TASK TO COMPLETE:
What you return should match every record exactly, with the images removed.
[start]
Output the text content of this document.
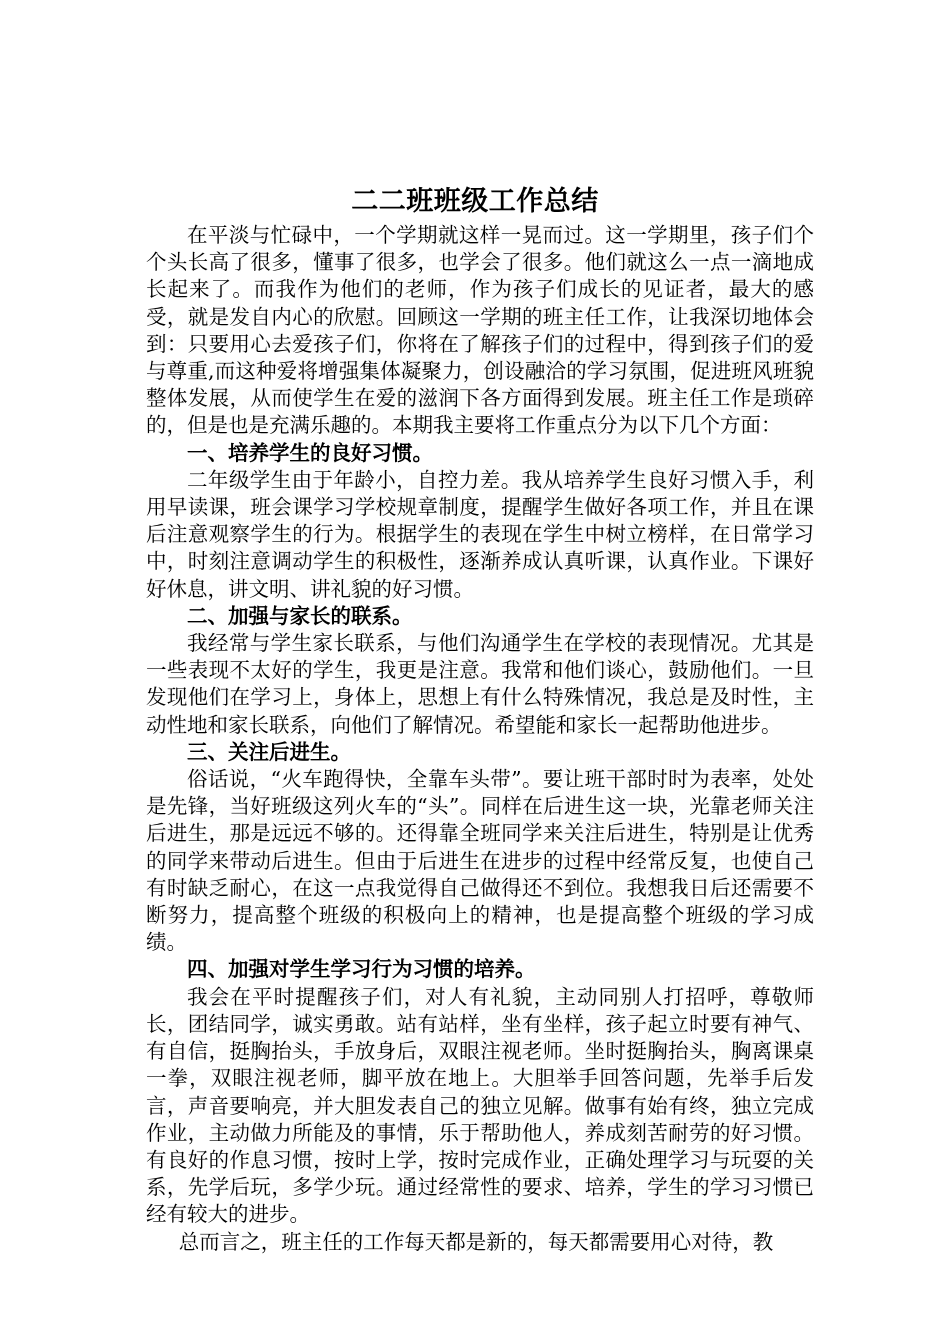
二二班班级工作总结

在平淡与忙碌中，一个学期就这样一晃而过。这一学期里，孩子们个个头长高了很多，懂事了很多，也学会了很多。他们就这么一点一滴地成长起来了。而我作为他们的老师，作为孩子们成长的见证者，最大的感受，就是发自内心的欣慰。回顾这一学期的班主任工作，让我深切地体会到：只要用心去爱孩子们，你将在了解孩子们的过程中，得到孩子们的爱与尊重,而这种爱将增强集体凝聚力，创设融洽的学习氛围，促进班风班貌整体发展，从而使学生在爱的滋润下各方面得到发展。班主任工作是琐碎的，但是也是充满乐趣的。本期我主要将工作重点分为以下几个方面：

一、培养学生的良好习惯。

二年级学生由于年龄小，自控力差。我从培养学生良好习惯入手，利用早读课，班会课学习学校规章制度，提醒学生做好各项工作，并且在课后注意观察学生的行为。根据学生的表现在学生中树立榜样，在日常学习中，时刻注意调动学生的积极性，逐渐养成认真听课，认真作业。下课好好休息，讲文明、讲礼貌的好习惯。

二、加强与家长的联系。

我经常与学生家长联系，与他们沟通学生在学校的表现情况。尤其是一些表现不太好的学生，我更是注意。我常和他们谈心，鼓励他们。一旦发现他们在学习上，身体上，思想上有什么特殊情况，我总是及时性，主动性地和家长联系，向他们了解情况。希望能和家长一起帮助他进步。

三、关注后进生。

俗话说，“火车跑得快，全靠车头带”。要让班干部时时为表率，处处是先锋，当好班级这列火车的“头”。同样在后进生这一块，光靠老师关注后进生，那是远远不够的。还得靠全班同学来关注后进生，特别是让优秀的同学来带动后进生。但由于后进生在进步的过程中经常反复，也使自己有时缺乏耐心，在这一点我觉得自己做得还不到位。我想我日后还需要不断努力，提高整个班级的积极向上的精神，也是提高整个班级的学习成绩。

四、加强对学生学习行为习惯的培养。

我会在平时提醒孩子们，对人有礼貌，主动同别人打招呼，尊敬师长，团结同学，诚实勇敢。站有站样，坐有坐样，孩子起立时要有神气、有自信，挺胸抬头，手放身后，双眼注视老师。坐时挺胸抬头，胸离课桌一拳，双眼注视老师，脚平放在地上。大胆举手回答问题，先举手后发言，声音要响亮，并大胆发表自己的独立见解。做事有始有终，独立完成作业，主动做力所能及的事情，乐于帮助他人，养成刻苦耐劳的好习惯。有良好的作息习惯，按时上学，按时完成作业，正确处理学习与玩耍的关系，先学后玩，多学少玩。通过经常性的要求、培养，学生的学习习惯已经有较大的进步。

总而言之，班主任的工作每天都是新的，每天都需要用心对待，教
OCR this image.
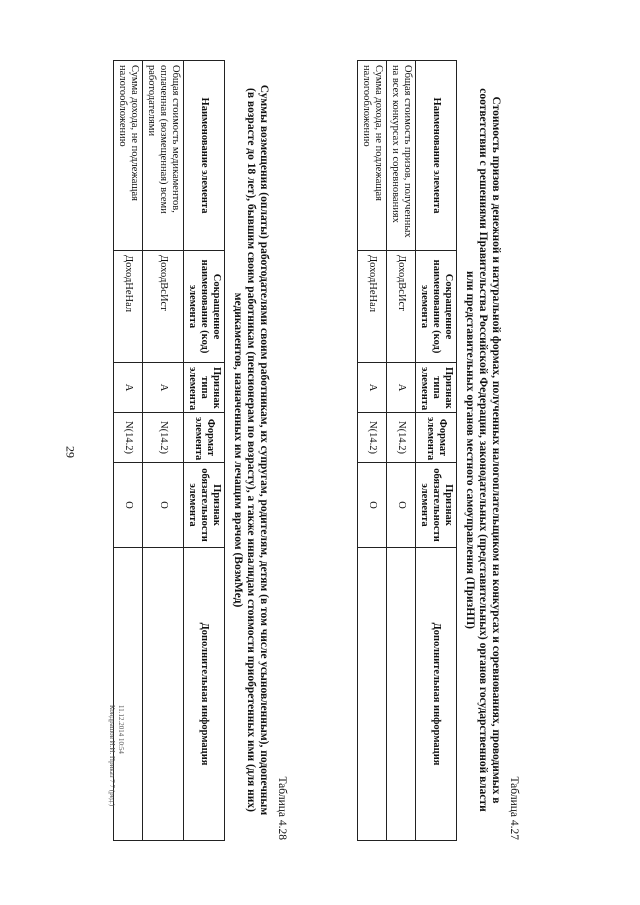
29
Таблица 4.27
Стоимость призов в денежной и натуральной формах, полученных налогоплательщиком на конкурсах и соревнованиях, проводимых в соответствии с решениями Правительства Российской Федерации, законодательных (представительных) органов государственной власти или представительных органов местного самоуправления (ПризНП)
Наименование элемента	Сокращенное наименование (код) элемента	Признак типа элемента	Формат элемента	Признак обязательности элемента	Дополнительная информация
Общая стоимость призов, полученных на всех конкурсах и соревнованиях	ДоходВсИст	А	N(14.2)	О	
Сумма дохода, не подлежащая налогообложению	ДоходНеНал	А	N(14.2)	О	
Таблица 4.28
Суммы возмещения (оплаты) работодателями своим работникам, их супругам, родителям, детям (в том числе усыновленным), подопечным (в возрасте до 18 лет), бывшим своим работникам (пенсионерам по возрасту), а также инвалидам стоимости приобретенных ими (для них) медикаментов, назначенных им лечащим врачом (ВозмМед)
Наименование элемента	Сокращенное наименование (код) элемента	Признак типа элемента	Формат элемента	Признак обязательности элемента	Дополнительная информация
Общая стоимость медикаментов, оплаченная (возмещенная) всеми работодателями	ДоходВсИст	А	N(14.2)	О	
Сумма дохода, не подлежащая налогообложению	ДоходНеНал	А	N(14.2)	О	
11.12.2014 10:54
Кондрашов И.И. Приказ 7 7 (ред.)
[end]
ANSWER FOR THE TASK:
Output the text content of this document.
二二班班级工作总结

在平淡与忙碌中，一个学期就这样一晃而过。这一学期里，孩子们个个头长高了很多，懂事了很多，也学会了很多。他们就这么一点一滴地成长起来了。而我作为他们的老师，作为孩子们成长的见证者，最大的感受，就是发自内心的欣慰。回顾这一学期的班主任工作，让我深切地体会到：只要用心去爱孩子们，你将在了解孩子们的过程中，得到孩子们的爱与尊重,而这种爱将增强集体凝聚力，创设融洽的学习氛围，促进班风班貌整体发展，从而使学生在爱的滋润下各方面得到发展。班主任工作是琐碎的，但是也是充满乐趣的。本期我主要将工作重点分为以下几个方面：

一、培养学生的良好习惯。

二年级学生由于年龄小，自控力差。我从培养学生良好习惯入手，利用早读课，班会课学习学校规章制度，提醒学生做好各项工作，并且在课后注意观察学生的行为。根据学生的表现在学生中树立榜样，在日常学习中，时刻注意调动学生的积极性，逐渐养成认真听课，认真作业。下课好好休息，讲文明、讲礼貌的好习惯。

二、加强与家长的联系。

我经常与学生家长联系，与他们沟通学生在学校的表现情况。尤其是一些表现不太好的学生，我更是注意。我常和他们谈心，鼓励他们。一旦发现他们在学习上，身体上，思想上有什么特殊情况，我总是及时性，主动性地和家长联系，向他们了解情况。希望能和家长一起帮助他进步。

三、关注后进生。

俗话说，“火车跑得快，全靠车头带”。要让班干部时时为表率，处处是先锋，当好班级这列火车的“头”。同样在后进生这一块，光靠老师关注后进生，那是远远不够的。还得靠全班同学来关注后进生，特别是让优秀的同学来带动后进生。但由于后进生在进步的过程中经常反复，也使自己有时缺乏耐心，在这一点我觉得自己做得还不到位。我想我日后还需要不断努力，提高整个班级的积极向上的精神，也是提高整个班级的学习成绩。

四、加强对学生学习行为习惯的培养。

我会在平时提醒孩子们，对人有礼貌，主动同别人打招呼，尊敬师长，团结同学，诚实勇敢。站有站样，坐有坐样，孩子起立时要有神气、有自信，挺胸抬头，手放身后，双眼注视老师。坐时挺胸抬头，胸离课桌一拳，双眼注视老师，脚平放在地上。大胆举手回答问题，先举手后发言，声音要响亮，并大胆发表自己的独立见解。做事有始有终，独立完成作业，主动做力所能及的事情，乐于帮助他人，养成刻苦耐劳的好习惯。有良好的作息习惯，按时上学，按时完成作业，正确处理学习与玩耍的关系，先学后玩，多学少玩。通过经常性的要求、培养，学生的学习习惯已经有较大的进步。

总而言之，班主任的工作每天都是新的，每天都需要用心对待，教
OCR this image.
29
Таблица 4.27
Стоимость призов в денежной и натуральной формах, полученных налогоплательщиком на конкурсах и соревнованиях, проводимых в соответствии с решениями Правительства Российской Федерации, законодательных (представительных) органов государственной власти или представительных органов местного самоуправления (ПризНП)
Наименование элемента	Сокращенное наименование (код) элемента	Признак типа элемента	Формат элемента	Признак обязательности элемента	Дополнительная информация
Общая стоимость призов, полученных на всех конкурсах и соревнованиях	ДоходВсИст	А	N(14.2)	О	
Сумма дохода, не подлежащая налогообложению	ДоходНеНал	А	N(14.2)	О	
Таблица 4.28
Суммы возмещения (оплаты) работодателями своим работникам, их супругам, родителям, детям (в том числе усыновленным), подопечным (в возрасте до 18 лет), бывшим своим работникам (пенсионерам по возрасту), а также инвалидам стоимости приобретенных ими (для них) медикаментов, назначенных им лечащим врачом (ВозмМед)
Наименование элемента	Сокращенное наименование (код) элемента	Признак типа элемента	Формат элемента	Признак обязательности элемента	Дополнительная информация
Общая стоимость медикаментов, оплаченная (возмещенная) всеми работодателями	ДоходВсИст	А	N(14.2)	О	
Сумма дохода, не подлежащая налогообложению	ДоходНеНал	А	N(14.2)	О	
11.12.2014 10:54
Кондрашов И.И. Приказ 7 7 (ред.)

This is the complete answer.